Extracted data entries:
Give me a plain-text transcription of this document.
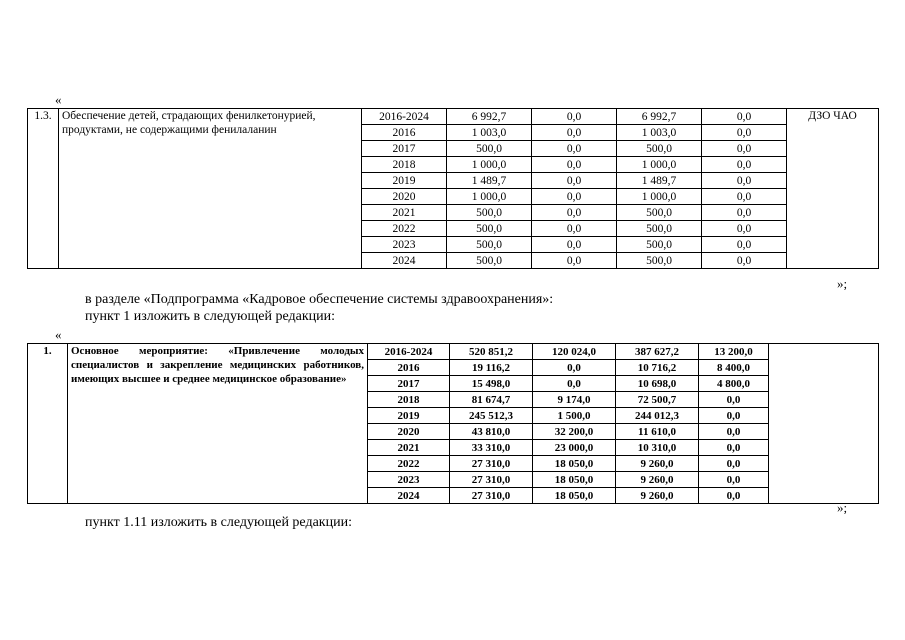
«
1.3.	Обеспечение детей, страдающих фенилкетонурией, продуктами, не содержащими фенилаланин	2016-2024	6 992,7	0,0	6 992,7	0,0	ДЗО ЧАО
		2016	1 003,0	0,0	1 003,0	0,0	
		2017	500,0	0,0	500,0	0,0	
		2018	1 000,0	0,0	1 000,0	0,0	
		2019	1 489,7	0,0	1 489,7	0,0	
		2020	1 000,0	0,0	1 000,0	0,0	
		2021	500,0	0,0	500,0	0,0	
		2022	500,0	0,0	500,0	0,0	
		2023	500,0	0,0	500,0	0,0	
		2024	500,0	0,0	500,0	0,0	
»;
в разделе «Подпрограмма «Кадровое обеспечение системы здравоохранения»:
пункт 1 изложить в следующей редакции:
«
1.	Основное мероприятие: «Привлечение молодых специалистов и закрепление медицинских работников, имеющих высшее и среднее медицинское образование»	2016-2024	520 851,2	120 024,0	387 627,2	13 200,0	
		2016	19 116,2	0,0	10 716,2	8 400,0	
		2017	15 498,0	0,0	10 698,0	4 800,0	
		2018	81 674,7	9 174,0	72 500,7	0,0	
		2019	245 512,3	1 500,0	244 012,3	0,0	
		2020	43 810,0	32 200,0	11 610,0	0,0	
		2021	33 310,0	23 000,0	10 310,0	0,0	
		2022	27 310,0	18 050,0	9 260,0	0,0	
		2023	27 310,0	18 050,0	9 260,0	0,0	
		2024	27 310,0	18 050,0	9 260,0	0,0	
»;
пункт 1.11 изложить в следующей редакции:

* * *

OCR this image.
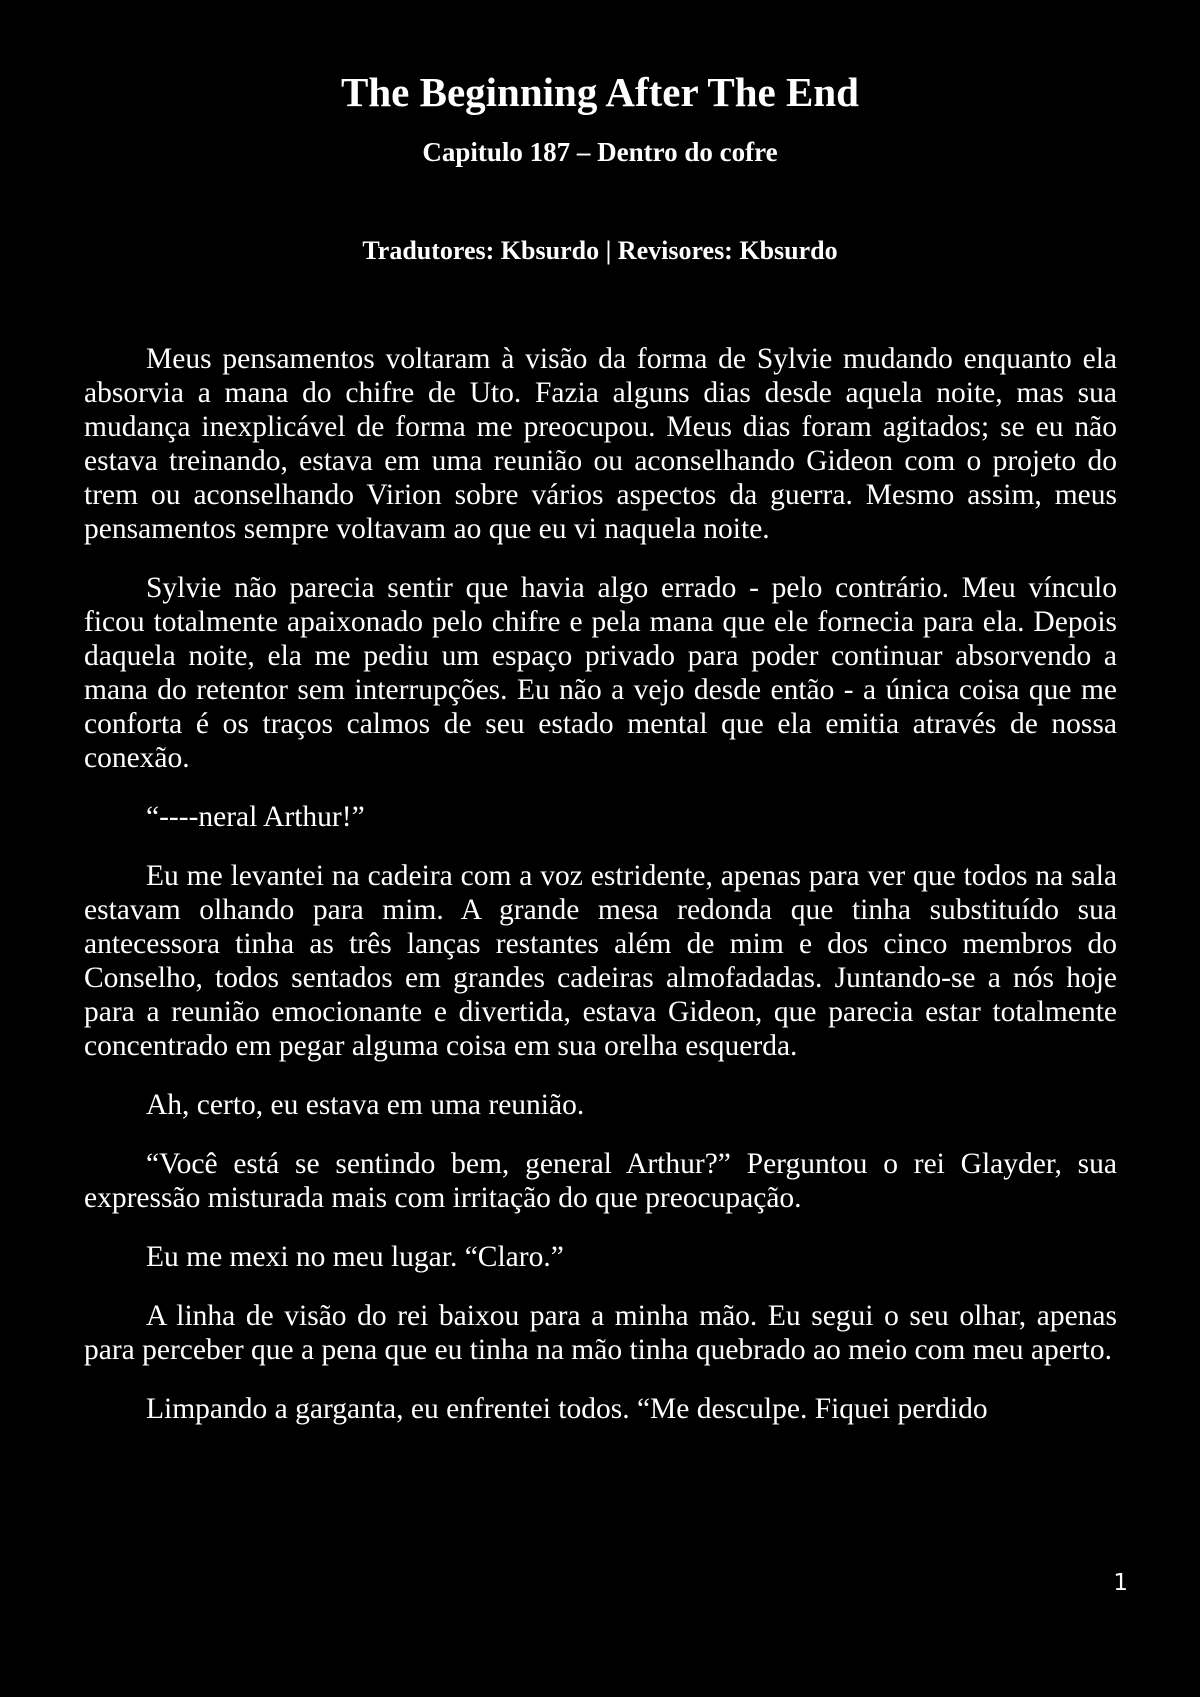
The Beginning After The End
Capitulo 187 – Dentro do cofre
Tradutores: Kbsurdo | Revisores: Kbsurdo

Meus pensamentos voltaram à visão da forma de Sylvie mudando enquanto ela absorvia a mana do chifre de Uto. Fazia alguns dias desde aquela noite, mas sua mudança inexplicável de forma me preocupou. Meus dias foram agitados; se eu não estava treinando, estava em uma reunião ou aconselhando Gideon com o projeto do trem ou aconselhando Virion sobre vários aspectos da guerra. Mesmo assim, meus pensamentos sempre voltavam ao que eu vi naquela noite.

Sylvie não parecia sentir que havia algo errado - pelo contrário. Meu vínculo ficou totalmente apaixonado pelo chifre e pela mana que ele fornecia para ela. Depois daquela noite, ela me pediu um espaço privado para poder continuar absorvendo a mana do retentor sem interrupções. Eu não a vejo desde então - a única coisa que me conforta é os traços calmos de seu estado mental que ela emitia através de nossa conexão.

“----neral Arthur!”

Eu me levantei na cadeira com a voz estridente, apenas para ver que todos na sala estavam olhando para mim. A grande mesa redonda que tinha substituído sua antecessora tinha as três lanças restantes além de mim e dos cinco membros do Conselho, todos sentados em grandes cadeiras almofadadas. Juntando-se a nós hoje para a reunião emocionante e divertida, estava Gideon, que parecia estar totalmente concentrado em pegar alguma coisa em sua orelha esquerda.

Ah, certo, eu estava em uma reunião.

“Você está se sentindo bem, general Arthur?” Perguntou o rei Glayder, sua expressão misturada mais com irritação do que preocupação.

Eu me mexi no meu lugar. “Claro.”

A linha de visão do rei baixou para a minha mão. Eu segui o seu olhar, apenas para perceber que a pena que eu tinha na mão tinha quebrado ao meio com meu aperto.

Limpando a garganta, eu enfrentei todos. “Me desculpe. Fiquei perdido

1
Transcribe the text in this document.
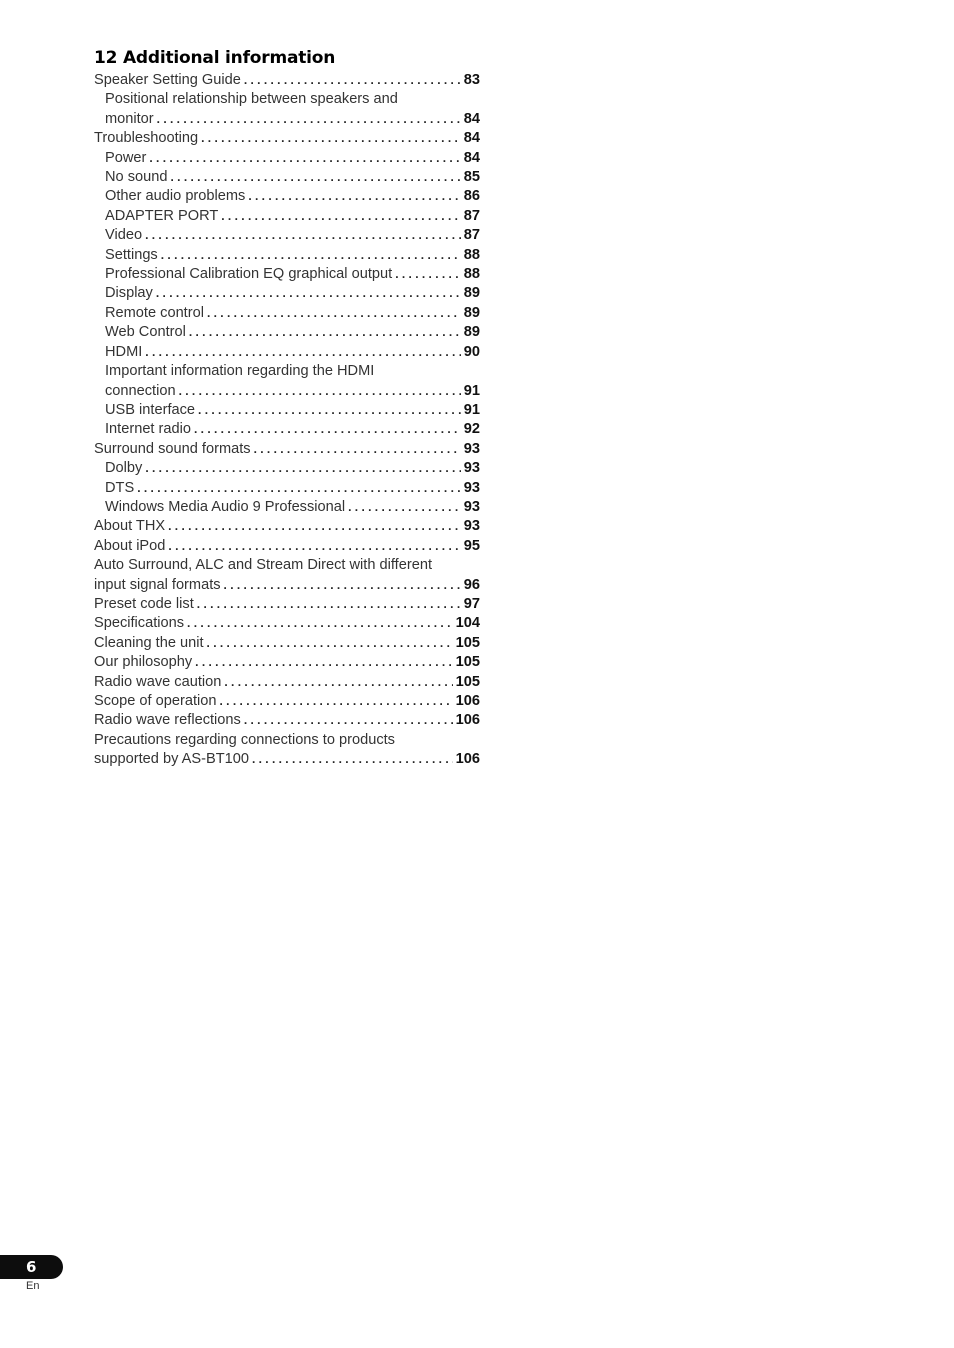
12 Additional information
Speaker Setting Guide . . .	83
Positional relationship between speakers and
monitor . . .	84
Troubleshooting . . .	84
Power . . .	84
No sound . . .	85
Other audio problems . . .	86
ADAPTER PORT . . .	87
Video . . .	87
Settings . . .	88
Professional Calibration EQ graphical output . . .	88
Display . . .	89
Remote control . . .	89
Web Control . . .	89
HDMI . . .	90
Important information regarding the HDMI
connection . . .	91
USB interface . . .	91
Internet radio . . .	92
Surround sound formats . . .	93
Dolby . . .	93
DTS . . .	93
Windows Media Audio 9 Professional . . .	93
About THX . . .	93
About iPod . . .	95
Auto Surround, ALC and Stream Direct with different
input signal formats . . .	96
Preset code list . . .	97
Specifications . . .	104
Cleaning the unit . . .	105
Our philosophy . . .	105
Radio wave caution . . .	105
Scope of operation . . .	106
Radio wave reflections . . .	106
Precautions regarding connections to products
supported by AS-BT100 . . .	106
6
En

What is required:
Reproduce each line of the entries in which the word "document" is found.

Output for this exercise:
Give me a plain-text transcription of this document.
Transcribe the text in this document.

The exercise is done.